(Extracted records)
────────────────────────────────────────
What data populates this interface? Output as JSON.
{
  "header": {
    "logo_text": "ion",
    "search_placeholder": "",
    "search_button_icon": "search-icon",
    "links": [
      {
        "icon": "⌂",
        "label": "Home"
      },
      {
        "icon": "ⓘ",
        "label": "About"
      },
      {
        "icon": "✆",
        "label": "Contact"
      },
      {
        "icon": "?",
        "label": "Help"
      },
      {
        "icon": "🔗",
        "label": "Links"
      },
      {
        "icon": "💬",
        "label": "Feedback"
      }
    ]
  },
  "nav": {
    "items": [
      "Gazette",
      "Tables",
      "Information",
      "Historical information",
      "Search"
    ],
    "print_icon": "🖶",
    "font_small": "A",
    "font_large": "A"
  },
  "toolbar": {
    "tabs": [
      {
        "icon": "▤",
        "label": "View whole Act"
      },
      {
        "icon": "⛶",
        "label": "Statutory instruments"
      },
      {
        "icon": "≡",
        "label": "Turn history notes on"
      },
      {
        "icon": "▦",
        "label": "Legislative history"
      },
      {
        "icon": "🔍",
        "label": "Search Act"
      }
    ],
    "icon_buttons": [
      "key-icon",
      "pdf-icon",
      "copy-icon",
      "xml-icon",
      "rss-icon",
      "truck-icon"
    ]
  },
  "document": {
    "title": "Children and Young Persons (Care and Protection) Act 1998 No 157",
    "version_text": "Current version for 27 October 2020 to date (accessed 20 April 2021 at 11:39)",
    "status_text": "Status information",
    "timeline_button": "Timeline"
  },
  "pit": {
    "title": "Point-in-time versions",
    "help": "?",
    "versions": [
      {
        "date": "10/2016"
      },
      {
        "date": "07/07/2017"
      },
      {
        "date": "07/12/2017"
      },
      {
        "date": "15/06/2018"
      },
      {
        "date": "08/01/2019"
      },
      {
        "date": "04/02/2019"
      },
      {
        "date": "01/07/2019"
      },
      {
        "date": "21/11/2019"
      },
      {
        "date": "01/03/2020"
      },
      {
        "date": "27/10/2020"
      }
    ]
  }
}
────────────────────────────────────────
### What is needed
Go back to the listing above and please repeat it exactly.

### Task answer
What data populates this interface? Output as JSON.
{
  "header": {
    "logo_text": "ion",
    "search_placeholder": "",
    "search_button_icon": "search-icon",
    "links": [
      {
        "icon": "⌂",
        "label": "Home"
      },
      {
        "icon": "ⓘ",
        "label": "About"
      },
      {
        "icon": "✆",
        "label": "Contact"
      },
      {
        "icon": "?",
        "label": "Help"
      },
      {
        "icon": "🔗",
        "label": "Links"
      },
      {
        "icon": "💬",
        "label": "Feedback"
      }
    ]
  },
  "nav": {
    "items": [
      "Gazette",
      "Tables",
      "Information",
      "Historical information",
      "Search"
    ],
    "print_icon": "🖶",
    "font_small": "A",
    "font_large": "A"
  },
  "toolbar": {
    "tabs": [
      {
        "icon": "▤",
        "label": "View whole Act"
      },
      {
        "icon": "⛶",
        "label": "Statutory instruments"
      },
      {
        "icon": "≡",
        "label": "Turn history notes on"
      },
      {
        "icon": "▦",
        "label": "Legislative history"
      },
      {
        "icon": "🔍",
        "label": "Search Act"
      }
    ],
    "icon_buttons": [
      "key-icon",
      "pdf-icon",
      "copy-icon",
      "xml-icon",
      "rss-icon",
      "truck-icon"
    ]
  },
  "document": {
    "title": "Children and Young Persons (Care and Protection) Act 1998 No 157",
    "version_text": "Current version for 27 October 2020 to date (accessed 20 April 2021 at 11:39)",
    "status_text": "Status information",
    "timeline_button": "Timeline"
  },
  "pit": {
    "title": "Point-in-time versions",
    "help": "?",
    "versions": [
      {
        "date": "10/2016"
      },
      {
        "date": "07/07/2017"
      },
      {
        "date": "07/12/2017"
      },
      {
        "date": "15/06/2018"
      },
      {
        "date": "08/01/2019"
      },
      {
        "date": "04/02/2019"
      },
      {
        "date": "01/07/2019"
      },
      {
        "date": "21/11/2019"
      },
      {
        "date": "01/03/2020"
      },
      {
        "date": "27/10/2020"
      }
    ]
  }
}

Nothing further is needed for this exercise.